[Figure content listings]
══════

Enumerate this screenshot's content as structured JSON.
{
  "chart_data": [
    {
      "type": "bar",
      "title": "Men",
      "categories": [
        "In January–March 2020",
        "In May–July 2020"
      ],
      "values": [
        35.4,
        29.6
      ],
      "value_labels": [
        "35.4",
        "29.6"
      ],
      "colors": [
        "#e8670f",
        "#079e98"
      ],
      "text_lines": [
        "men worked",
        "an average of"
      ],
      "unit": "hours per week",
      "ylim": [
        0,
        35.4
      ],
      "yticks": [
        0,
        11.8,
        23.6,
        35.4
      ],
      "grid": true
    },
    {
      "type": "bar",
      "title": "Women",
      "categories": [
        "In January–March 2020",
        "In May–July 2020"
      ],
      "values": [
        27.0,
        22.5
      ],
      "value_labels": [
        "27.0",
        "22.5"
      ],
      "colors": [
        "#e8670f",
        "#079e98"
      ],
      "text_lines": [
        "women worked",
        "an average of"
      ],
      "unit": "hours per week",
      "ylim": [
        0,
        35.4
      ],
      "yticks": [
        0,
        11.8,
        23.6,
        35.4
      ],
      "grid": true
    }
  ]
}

══════

• [YOUR TASK]
Return all of the data precisely as it appears.

• [WORKED ANSWER]
Enumerate this screenshot's content as structured JSON.
{
  "chart_data": [
    {
      "type": "bar",
      "title": "Men",
      "categories": [
        "In January–March 2020",
        "In May–July 2020"
      ],
      "values": [
        35.4,
        29.6
      ],
      "value_labels": [
        "35.4",
        "29.6"
      ],
      "colors": [
        "#e8670f",
        "#079e98"
      ],
      "text_lines": [
        "men worked",
        "an average of"
      ],
      "unit": "hours per week",
      "ylim": [
        0,
        35.4
      ],
      "yticks": [
        0,
        11.8,
        23.6,
        35.4
      ],
      "grid": true
    },
    {
      "type": "bar",
      "title": "Women",
      "categories": [
        "In January–March 2020",
        "In May–July 2020"
      ],
      "values": [
        27.0,
        22.5
      ],
      "value_labels": [
        "27.0",
        "22.5"
      ],
      "colors": [
        "#e8670f",
        "#079e98"
      ],
      "text_lines": [
        "women worked",
        "an average of"
      ],
      "unit": "hours per week",
      "ylim": [
        0,
        35.4
      ],
      "yticks": [
        0,
        11.8,
        23.6,
        35.4
      ],
      "grid": true
    }
  ]
}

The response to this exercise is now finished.